▸ Work to do: Locate every line in the records below that holds the word "supporting" and return each one.

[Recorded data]
------------------------------------------------------------

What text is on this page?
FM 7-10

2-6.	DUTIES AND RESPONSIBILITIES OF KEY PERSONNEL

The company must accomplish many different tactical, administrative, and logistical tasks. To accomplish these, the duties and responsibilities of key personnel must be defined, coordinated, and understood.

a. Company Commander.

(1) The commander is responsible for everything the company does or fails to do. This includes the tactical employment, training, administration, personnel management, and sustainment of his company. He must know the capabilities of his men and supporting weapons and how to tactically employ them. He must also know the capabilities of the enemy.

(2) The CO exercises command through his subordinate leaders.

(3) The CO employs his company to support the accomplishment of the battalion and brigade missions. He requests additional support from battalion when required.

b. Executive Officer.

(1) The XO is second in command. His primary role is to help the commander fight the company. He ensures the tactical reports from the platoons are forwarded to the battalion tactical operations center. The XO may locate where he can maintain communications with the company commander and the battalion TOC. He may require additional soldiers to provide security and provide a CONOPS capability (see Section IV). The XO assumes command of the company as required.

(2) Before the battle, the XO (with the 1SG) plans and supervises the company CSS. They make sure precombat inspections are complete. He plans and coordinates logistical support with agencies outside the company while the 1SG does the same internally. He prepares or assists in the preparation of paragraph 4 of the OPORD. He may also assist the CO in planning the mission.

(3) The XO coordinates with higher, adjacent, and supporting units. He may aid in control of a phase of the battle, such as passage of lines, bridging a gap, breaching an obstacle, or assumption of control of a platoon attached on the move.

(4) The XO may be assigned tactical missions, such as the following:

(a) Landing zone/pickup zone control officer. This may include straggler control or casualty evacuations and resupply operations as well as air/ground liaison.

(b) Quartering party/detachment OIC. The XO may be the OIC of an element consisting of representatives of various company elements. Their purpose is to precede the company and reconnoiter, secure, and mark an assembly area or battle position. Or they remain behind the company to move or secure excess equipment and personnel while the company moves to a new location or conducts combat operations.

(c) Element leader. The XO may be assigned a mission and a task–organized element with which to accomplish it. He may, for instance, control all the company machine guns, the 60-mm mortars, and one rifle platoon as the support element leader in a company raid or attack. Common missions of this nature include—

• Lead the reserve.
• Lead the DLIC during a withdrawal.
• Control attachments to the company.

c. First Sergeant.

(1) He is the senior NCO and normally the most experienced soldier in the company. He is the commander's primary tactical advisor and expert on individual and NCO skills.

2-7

------------------------------------------------------------

▸ Full solution:
(1) The commander is responsible for everything the company does or fails to do. This includes the tactical employment, training, administration, personnel management, and sustainment of his company. He must know the capabilities of his men and supporting weapons and how to tactically employ them. He must also know the capabilities of the enemy.
(3) The XO coordinates with higher, adjacent, and supporting units. He may aid in control of a phase of the battle, such as passage of lines, bridging a gap, breaching an obstacle, or assumption of control of a platoon attached on the move.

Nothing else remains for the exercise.